Tugas dan Latihan
a. Tulis ulang bagian teks tentang cofiring di PLTU Tenayan Raya dari "Biomassa yang mereka" sampai "dari boiler mereka.", dengan mengganti "kayu cincang" menjadi "serpihan kayu".
b. Buat lanjutan teks tentang cofiring di PLTU Tenayan Raya, dimulai setelah kalimat terakhirnya.

Kutipan Teks
Ramli, Tim Leader Niaga dan Bahan Bakar, PLN Nusantara Power (NP) Unit Pembangkit (UP) Tenayan, bilang, sebelum pembangkit ini berdiri, beban puncak konsumsi listrik di Riau hanya 700-an MW. Sekarang, lebih dari 1.000 MW.
“Kebutuhan (listrik) di Riau masih bisa ditopang PLTU Tenayan Raya. Daya yang dihasilkan diambil seluruhnya untuk Riau,” katanya, 18 September.
Sadar akan pentingnya pembangkit ini dan emisi yang mereka hasilkan, PLN NP UP Tenayan mulai menerapkan cofiring (pencampuran batubara dan biomassa).
Biomassa yang mereka pakai berupa serbuk kayu gergaji (sawdust) dan kayu cincang (woodchip) sebanyak 200 ton per hari, sejak 2023. Sebelumnya, mereka pernah mencoba campuran dari limbah sawit, hingga sampah.
Jumlah campuran material kayu itu baru 5% dari 4.000 ton kebutuhan harian batubara mereka. Satu hari, pembangkit ini pernah mengujicoba 10% campuran kayu cacahan. Kuota itu merupakan batas tertinggi rekomendasi cofiring biomassa dari boiler mereka.
Saat ini, kapasitas campuran biomassa dan batubara PLTU Tenayan Raya mentok 5%. Selain kayu cacahan, serbuk kayu hasil gergaji belum dapat lampu hijau untuk meningkatkannya jadi 10%. Material ini terlalu mudah menyerap air dan berubah jadi gumpalan bila terkena hujan. Hal itu, dapat menyumbat batubara saat proses pembakaran pada boiler.

Bahan
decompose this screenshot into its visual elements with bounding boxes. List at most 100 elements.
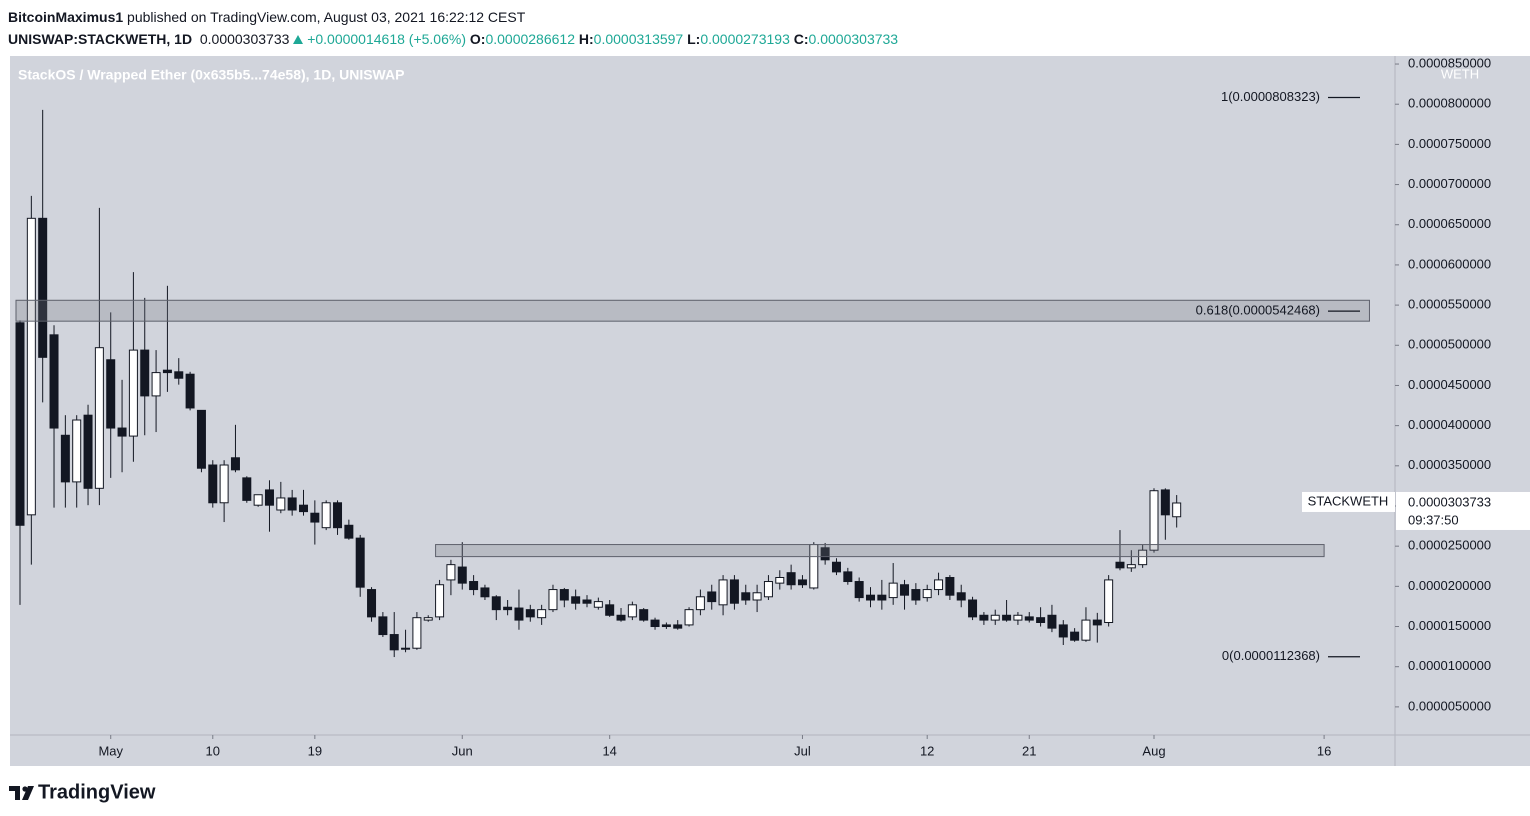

Kunci Jawaban
a.
Biomassa yang mereka pakai berupa serbuk kayu gergaji (sawdust) dan serpihan kayu (woodchip) sebanyak 200 ton per hari, sejak 2023. Sebelumnya, mereka pernah mencoba campuran dari limbah sawit, hingga sampah.
Jumlah campuran material kayu itu baru 5% dari 4.000 ton kebutuhan harian batubara mereka. Satu hari, pembangkit ini pernah mengujicoba 10% campuran kayu cacahan. Kuota itu merupakan batas tertinggi rekomendasi cofiring biomassa dari boiler mereka.

b.
Wiliam menyebut, terbatasnya persentase campuran biomassa terhalang dua faktor, kesediaan bahan baku, dan kemampuan boiler. Jadi batas maksimum cofiring hanya 10%.
Dia klaim, pembangkit listrik ini telah mengurangi setidaknya ratusan ribu ton karbon sejak program transisi energi berjalan 2023 tetapi masih melampaui toleransi batas atas emisi.
Dia pun menolak sematan solusi palsu pada cofiring. Menurut dia, penggunaan serbuk kayu dan kayu cacahan, walau menghasilkan abu pasca pembakaran, merupakan karbon netral. Sebab, pohon sumber materialnya juga menyerap karbon.
“Bahan bakunya diperoleh dari penebangan pohon. Alternatif risiko itu bisa dimitigasi. Misal dengan pemilihan batang pohon atau cara-cara penebangan lebih ramah lingkungan,” ujar Wiliam.
Namun, Umi menyoroti upaya cofiring PLTU Tenayan Raya yang ternyata masih melampaui ambang batas yang pemerintah tetapkan. “Artinya strategi cofiring sekadar tambalan yang belum menyelesaikan masalah.”
Dia juga pertanyakan penggunaan kayu bahan baku biomassa. Jangan sampai, katanya, memindahkan masalah dari emisi karbon ke deforestasi yang juga menghasilkan masalah lain.
Ahlul justru menilai praktik transisi energi PLN UP Tenayan sebagai greenwashing. Narasinya terkesan ramah lingkungan, kenyataan tidak sesuai dengan klaim itu.
Skema mencampurkan serbuk dan potongan-potongan kayu kecil, hingga uji coba limbah sawit, justru menghasilkan emisi baru di sektor Forest and other Land Use (FoLU). Transisi energi mereka, katanya, memicu deforestasi lebih luas karena ekspansi hutan untuk tanaman kayu dan perkebunan sawit yang tak terkendali untuk memenuhi kebutuhan cofiring.
“Aktivitas ini bukan hanya gagal mengurangi emisi karbon. Tapi mempercepat deforestasi, memicu konflik lahan, dan perampasan tanah masyarakat adat.”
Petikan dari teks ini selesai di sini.